What you need to do:
1. According to the court opinion below, which insurance company issued the other policy that Paradis had procured?
2. Revise the court opinion below, starting with "Argued before POWERS, C." and going on through "POWERS, Chief Justice.", and swap "Burlington" for "Rutland".

Start Selection

Reversed and rendered.

Argued before POWERS, C. J., and SLACK, MOULTON, THOMPSON, and GRAHAM, JJ.

Theriault & Hunt, of Montpelier, for plaintiff.

Harry B. Amey, of Burlington, and Searlcs & Graves, of St. Johnsbury, for defendant.

POWERS, Chief Justice.

Romauld Paradis, the owner of certain farm buildings in East Hereford, P. Q., took out a fire insurance policy thereon in the plaintiff company. By its terms, any loss thereunder was payable to the defendant, as mortgagee, as his interest might appear. This provision was embodied in an "open mortgage" clause, so-called. The policy contained the usual provisions against incumbrances, change of title, and concealment or misrepresentation before or after loss— breach of which was to render the policy void. While the policy was in force and without change material here, some of the buildings covered were destroyed by fire. In due time, Paradis executed a proof of loss and therein made oath that there was no other insurance on the property except one policy which was mentioned in the plaintiff's policy. This was deliberately false. There was at that time a policy in the International Insurance Company, of Montreal, which Paradis had procured, covering a building insured by the plaintiff, to the amount of $3,500.

End Selection
Start Data section

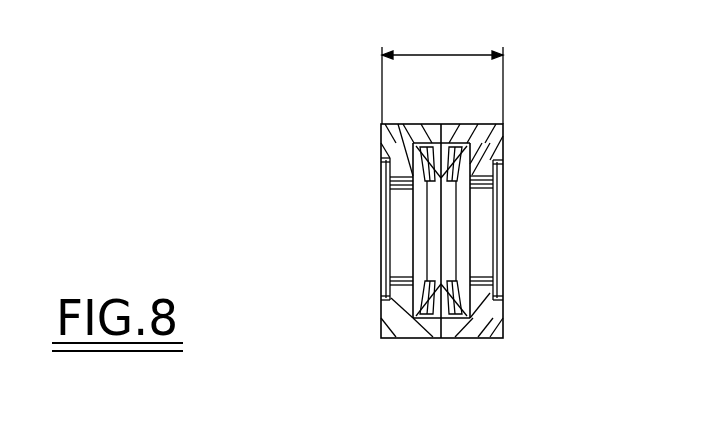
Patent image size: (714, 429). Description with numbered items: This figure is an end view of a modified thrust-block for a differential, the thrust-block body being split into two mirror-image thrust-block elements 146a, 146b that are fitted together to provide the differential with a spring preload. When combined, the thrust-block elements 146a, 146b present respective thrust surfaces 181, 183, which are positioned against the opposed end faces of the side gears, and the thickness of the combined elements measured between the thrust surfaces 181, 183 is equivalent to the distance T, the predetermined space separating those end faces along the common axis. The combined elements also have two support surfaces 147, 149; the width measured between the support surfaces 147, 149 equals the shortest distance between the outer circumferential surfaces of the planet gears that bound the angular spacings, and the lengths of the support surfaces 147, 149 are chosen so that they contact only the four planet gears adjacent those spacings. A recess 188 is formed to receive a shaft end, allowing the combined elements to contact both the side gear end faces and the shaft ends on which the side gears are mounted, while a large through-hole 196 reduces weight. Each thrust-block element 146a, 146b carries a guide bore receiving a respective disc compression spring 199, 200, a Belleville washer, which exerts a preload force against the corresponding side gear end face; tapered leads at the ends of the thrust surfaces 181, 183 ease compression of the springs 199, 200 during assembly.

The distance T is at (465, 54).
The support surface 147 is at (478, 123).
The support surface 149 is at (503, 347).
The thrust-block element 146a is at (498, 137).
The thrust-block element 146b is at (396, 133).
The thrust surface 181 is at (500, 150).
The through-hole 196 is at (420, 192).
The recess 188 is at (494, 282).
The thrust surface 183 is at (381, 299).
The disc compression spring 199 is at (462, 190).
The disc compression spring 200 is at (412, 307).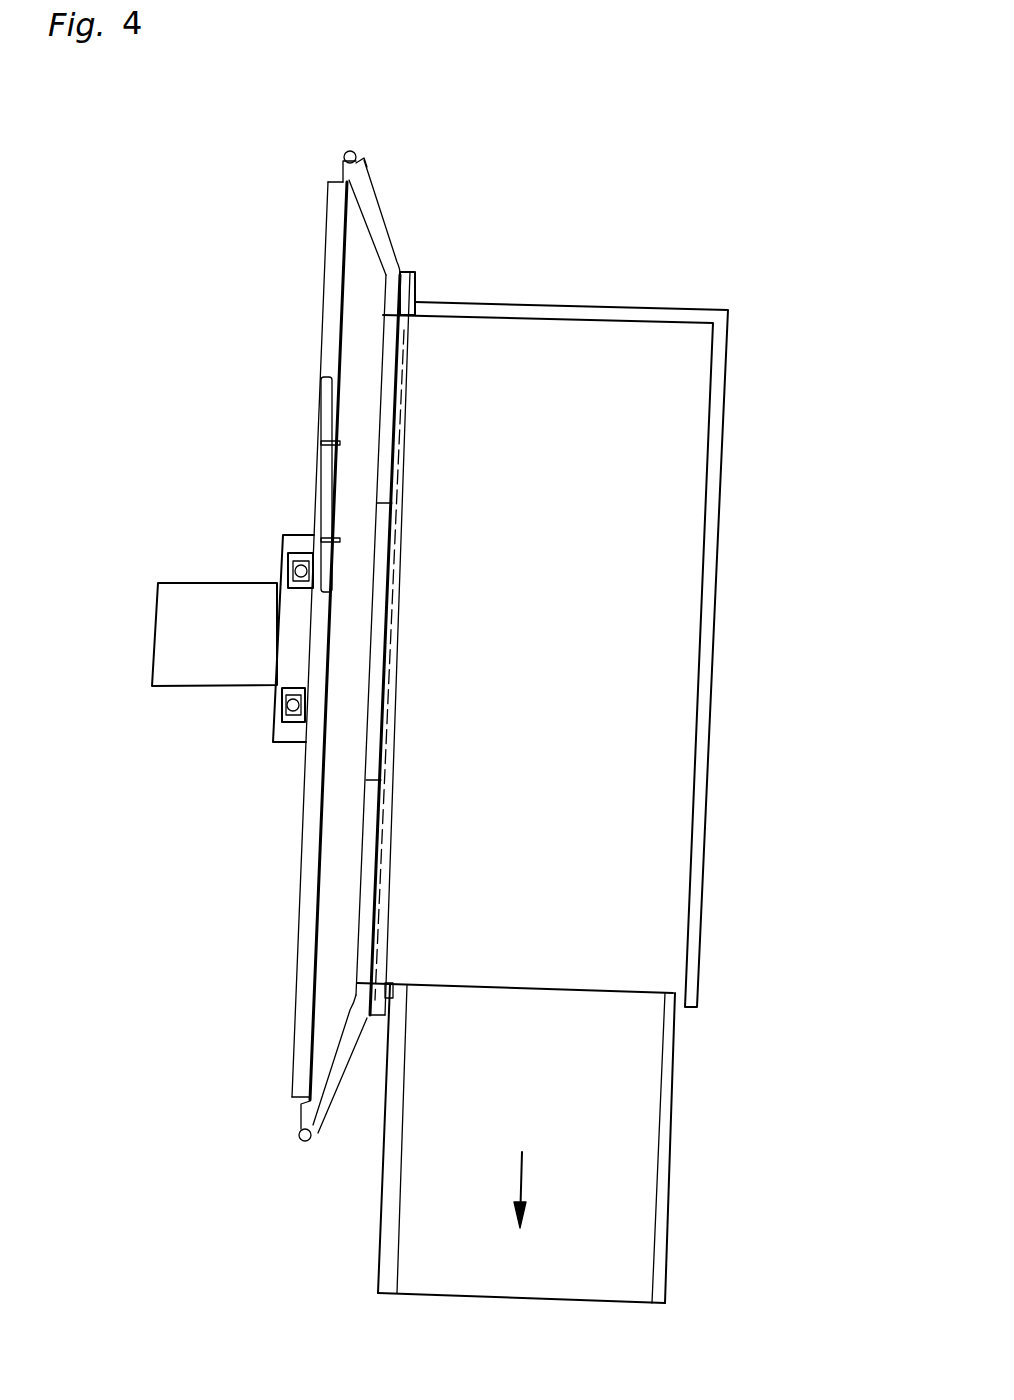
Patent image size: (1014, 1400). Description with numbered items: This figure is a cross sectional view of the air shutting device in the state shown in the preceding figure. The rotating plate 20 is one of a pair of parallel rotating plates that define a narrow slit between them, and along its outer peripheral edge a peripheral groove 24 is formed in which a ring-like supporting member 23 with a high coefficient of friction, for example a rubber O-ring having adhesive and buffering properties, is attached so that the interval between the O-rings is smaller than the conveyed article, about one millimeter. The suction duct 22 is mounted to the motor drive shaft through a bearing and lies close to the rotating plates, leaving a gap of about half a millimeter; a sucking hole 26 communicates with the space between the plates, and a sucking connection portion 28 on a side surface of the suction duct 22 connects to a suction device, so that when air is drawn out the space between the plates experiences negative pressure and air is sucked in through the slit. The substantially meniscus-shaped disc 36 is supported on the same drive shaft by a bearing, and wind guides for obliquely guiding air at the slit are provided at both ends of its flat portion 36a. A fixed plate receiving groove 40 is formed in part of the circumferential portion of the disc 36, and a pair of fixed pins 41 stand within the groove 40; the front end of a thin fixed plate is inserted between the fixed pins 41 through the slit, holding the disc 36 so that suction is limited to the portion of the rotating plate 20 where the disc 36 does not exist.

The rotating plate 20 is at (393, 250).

End Data section

Solutions for each task:
1. The International Insurance Company, of Montreal.

2.
Argued before POWERS, C. J., and SLACK, MOULTON, THOMPSON, and GRAHAM, JJ.

Theriault & Hunt, of Montpelier, for plaintiff.

Harry B. Amey, of Rutland, and Searlcs & Graves, of St. Johnsbury, for defendant.

POWERS, Chief Justice.